* **Your instructions**: How many lines of these entries hold the string "color"? Answer with the number alone.
══════════════════════════════
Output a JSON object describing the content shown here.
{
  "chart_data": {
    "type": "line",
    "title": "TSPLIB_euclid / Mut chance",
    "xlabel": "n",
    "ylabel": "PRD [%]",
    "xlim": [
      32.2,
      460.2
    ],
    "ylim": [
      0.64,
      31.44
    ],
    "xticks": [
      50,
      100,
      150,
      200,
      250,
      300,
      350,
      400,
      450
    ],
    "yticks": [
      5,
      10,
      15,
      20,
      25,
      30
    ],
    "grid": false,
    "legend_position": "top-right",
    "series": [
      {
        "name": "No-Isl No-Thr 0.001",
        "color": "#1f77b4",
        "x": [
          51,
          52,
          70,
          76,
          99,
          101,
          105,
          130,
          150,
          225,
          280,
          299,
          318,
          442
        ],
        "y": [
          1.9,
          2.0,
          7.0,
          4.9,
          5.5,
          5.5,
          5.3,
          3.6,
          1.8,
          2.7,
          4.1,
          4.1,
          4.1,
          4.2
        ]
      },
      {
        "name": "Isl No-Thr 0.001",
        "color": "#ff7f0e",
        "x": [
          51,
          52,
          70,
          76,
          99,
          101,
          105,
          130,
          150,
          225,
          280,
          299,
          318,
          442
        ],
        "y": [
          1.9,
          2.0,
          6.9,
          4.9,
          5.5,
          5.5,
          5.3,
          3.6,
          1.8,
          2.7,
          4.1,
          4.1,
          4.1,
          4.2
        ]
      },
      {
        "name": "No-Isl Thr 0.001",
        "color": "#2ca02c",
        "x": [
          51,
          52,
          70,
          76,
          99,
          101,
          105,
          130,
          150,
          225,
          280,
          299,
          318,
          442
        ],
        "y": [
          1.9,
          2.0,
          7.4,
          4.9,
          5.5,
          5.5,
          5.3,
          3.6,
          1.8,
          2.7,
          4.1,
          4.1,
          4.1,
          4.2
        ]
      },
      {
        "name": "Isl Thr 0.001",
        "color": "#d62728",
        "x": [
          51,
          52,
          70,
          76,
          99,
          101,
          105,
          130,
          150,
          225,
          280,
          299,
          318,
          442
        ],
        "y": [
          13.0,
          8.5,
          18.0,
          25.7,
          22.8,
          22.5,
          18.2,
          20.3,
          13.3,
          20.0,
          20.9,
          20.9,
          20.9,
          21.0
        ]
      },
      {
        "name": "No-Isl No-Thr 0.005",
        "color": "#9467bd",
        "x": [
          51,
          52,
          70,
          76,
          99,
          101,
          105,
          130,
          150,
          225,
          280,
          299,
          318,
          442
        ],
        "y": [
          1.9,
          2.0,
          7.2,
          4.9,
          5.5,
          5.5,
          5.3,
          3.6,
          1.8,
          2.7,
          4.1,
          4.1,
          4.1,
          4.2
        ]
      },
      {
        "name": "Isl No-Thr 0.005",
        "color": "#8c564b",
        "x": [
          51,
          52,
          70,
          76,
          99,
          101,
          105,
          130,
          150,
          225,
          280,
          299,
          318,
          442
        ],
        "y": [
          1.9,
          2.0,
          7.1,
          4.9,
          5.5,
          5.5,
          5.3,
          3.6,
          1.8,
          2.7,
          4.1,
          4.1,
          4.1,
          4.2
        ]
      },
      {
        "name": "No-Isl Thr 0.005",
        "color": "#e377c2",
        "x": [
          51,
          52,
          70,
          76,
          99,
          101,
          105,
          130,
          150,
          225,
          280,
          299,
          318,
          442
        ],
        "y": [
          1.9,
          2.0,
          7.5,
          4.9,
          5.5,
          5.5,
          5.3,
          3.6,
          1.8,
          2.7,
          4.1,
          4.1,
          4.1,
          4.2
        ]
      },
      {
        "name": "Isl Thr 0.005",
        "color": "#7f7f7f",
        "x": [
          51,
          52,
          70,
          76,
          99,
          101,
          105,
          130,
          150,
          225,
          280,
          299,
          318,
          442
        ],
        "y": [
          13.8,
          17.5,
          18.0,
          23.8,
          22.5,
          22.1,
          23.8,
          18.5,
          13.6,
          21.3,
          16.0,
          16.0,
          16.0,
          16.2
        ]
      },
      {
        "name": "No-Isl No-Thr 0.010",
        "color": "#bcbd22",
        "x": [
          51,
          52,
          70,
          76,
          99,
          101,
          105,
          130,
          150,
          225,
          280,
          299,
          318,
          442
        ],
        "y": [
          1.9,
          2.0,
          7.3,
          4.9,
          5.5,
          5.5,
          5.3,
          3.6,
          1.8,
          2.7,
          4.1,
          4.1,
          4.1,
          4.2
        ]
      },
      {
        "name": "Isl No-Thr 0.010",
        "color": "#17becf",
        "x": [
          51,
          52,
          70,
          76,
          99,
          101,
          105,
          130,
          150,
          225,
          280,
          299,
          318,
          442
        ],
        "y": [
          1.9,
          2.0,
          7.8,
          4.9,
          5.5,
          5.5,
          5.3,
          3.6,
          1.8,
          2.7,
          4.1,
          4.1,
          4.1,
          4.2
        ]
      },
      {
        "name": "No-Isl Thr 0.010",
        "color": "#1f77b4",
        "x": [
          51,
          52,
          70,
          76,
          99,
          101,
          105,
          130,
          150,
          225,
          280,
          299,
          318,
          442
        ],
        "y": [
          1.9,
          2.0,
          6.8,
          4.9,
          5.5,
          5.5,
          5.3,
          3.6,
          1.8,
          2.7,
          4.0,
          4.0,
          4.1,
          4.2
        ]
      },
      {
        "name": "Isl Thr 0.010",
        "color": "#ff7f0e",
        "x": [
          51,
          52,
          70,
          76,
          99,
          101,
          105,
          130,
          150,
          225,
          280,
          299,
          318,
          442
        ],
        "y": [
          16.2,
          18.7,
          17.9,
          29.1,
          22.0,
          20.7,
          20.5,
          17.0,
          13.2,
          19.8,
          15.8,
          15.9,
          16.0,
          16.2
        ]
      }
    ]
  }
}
══════════════════════════════
* **Exercise solution**: 12